Start of STORED RECORDS

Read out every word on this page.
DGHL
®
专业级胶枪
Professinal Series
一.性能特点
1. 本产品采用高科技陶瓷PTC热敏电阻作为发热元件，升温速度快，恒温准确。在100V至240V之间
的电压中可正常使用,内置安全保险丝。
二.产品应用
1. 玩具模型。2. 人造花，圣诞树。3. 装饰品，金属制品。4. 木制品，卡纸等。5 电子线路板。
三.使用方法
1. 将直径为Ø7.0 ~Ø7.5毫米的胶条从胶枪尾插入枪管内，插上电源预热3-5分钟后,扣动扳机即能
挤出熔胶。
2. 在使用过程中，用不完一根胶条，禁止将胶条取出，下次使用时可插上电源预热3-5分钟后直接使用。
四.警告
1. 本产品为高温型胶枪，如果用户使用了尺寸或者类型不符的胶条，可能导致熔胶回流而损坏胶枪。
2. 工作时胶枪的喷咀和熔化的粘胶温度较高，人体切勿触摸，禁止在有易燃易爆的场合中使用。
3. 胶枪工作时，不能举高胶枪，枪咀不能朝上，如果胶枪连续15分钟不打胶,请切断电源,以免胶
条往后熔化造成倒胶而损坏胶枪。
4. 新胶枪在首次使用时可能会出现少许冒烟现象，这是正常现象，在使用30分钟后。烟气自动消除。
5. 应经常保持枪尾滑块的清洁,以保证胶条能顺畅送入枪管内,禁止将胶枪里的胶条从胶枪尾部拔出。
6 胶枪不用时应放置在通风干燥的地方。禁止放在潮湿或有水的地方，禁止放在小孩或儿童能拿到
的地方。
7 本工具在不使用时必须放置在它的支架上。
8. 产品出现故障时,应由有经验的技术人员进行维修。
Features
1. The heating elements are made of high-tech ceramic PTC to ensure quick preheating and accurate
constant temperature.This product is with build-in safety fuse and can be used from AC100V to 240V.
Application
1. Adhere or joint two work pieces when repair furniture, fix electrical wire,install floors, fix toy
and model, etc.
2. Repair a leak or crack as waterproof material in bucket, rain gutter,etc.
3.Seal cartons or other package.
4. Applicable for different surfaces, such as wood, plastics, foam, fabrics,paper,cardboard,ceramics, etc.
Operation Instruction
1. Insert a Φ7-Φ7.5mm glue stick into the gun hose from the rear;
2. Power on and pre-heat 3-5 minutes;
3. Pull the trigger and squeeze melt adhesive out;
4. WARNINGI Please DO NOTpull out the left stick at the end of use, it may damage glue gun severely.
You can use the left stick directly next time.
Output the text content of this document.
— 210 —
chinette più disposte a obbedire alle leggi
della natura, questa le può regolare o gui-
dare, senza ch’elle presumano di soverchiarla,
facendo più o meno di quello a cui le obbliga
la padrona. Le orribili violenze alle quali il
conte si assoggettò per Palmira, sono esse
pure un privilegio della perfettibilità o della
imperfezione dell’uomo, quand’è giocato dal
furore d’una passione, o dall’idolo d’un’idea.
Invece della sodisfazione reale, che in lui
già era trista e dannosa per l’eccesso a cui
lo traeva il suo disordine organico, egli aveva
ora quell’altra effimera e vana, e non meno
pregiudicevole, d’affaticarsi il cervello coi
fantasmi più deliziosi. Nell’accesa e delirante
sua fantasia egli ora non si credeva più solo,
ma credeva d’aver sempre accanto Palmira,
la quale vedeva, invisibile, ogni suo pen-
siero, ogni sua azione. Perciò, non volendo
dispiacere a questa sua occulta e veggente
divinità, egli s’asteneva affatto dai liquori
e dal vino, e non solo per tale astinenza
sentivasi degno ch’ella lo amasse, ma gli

End of STORED RECORDS

— WHAT THE TASK REQUIRES —
Restate the records, all of them, precisely as written.

— OUTPUT BELOW —
Read out every word on this page.
DGHL
®
专业级胶枪
Professinal Series
一.性能特点
1. 本产品采用高科技陶瓷PTC热敏电阻作为发热元件，升温速度快，恒温准确。在100V至240V之间
的电压中可正常使用,内置安全保险丝。
二.产品应用
1. 玩具模型。2. 人造花，圣诞树。3. 装饰品，金属制品。4. 木制品，卡纸等。5 电子线路板。
三.使用方法
1. 将直径为Ø7.0 ~Ø7.5毫米的胶条从胶枪尾插入枪管内，插上电源预热3-5分钟后,扣动扳机即能
挤出熔胶。
2. 在使用过程中，用不完一根胶条，禁止将胶条取出，下次使用时可插上电源预热3-5分钟后直接使用。
四.警告
1. 本产品为高温型胶枪，如果用户使用了尺寸或者类型不符的胶条，可能导致熔胶回流而损坏胶枪。
2. 工作时胶枪的喷咀和熔化的粘胶温度较高，人体切勿触摸，禁止在有易燃易爆的场合中使用。
3. 胶枪工作时，不能举高胶枪，枪咀不能朝上，如果胶枪连续15分钟不打胶,请切断电源,以免胶
条往后熔化造成倒胶而损坏胶枪。
4. 新胶枪在首次使用时可能会出现少许冒烟现象，这是正常现象，在使用30分钟后。烟气自动消除。
5. 应经常保持枪尾滑块的清洁,以保证胶条能顺畅送入枪管内,禁止将胶枪里的胶条从胶枪尾部拔出。
6 胶枪不用时应放置在通风干燥的地方。禁止放在潮湿或有水的地方，禁止放在小孩或儿童能拿到
的地方。
7 本工具在不使用时必须放置在它的支架上。
8. 产品出现故障时,应由有经验的技术人员进行维修。
Features
1. The heating elements are made of high-tech ceramic PTC to ensure quick preheating and accurate
constant temperature.This product is with build-in safety fuse and can be used from AC100V to 240V.
Application
1. Adhere or joint two work pieces when repair furniture, fix electrical wire,install floors, fix toy
and model, etc.
2. Repair a leak or crack as waterproof material in bucket, rain gutter,etc.
3.Seal cartons or other package.
4. Applicable for different surfaces, such as wood, plastics, foam, fabrics,paper,cardboard,ceramics, etc.
Operation Instruction
1. Insert a Φ7-Φ7.5mm glue stick into the gun hose from the rear;
2. Power on and pre-heat 3-5 minutes;
3. Pull the trigger and squeeze melt adhesive out;
4. WARNINGI Please DO NOTpull out the left stick at the end of use, it may damage glue gun severely.
You can use the left stick directly next time.
Output the text content of this document.
— 210 —
chinette più disposte a obbedire alle leggi
della natura, questa le può regolare o gui-
dare, senza ch’elle presumano di soverchiarla,
facendo più o meno di quello a cui le obbliga
la padrona. Le orribili violenze alle quali il
conte si assoggettò per Palmira, sono esse
pure un privilegio della perfettibilità o della
imperfezione dell’uomo, quand’è giocato dal
furore d’una passione, o dall’idolo d’un’idea.
Invece della sodisfazione reale, che in lui
già era trista e dannosa per l’eccesso a cui
lo traeva il suo disordine organico, egli aveva
ora quell’altra effimera e vana, e non meno
pregiudicevole, d’affaticarsi il cervello coi
fantasmi più deliziosi. Nell’accesa e delirante
sua fantasia egli ora non si credeva più solo,
ma credeva d’aver sempre accanto Palmira,
la quale vedeva, invisibile, ogni suo pen-
siero, ogni sua azione. Perciò, non volendo
dispiacere a questa sua occulta e veggente
divinità, egli s’asteneva affatto dai liquori
e dal vino, e non solo per tale astinenza
sentivasi degno ch’ella lo amasse, ma gli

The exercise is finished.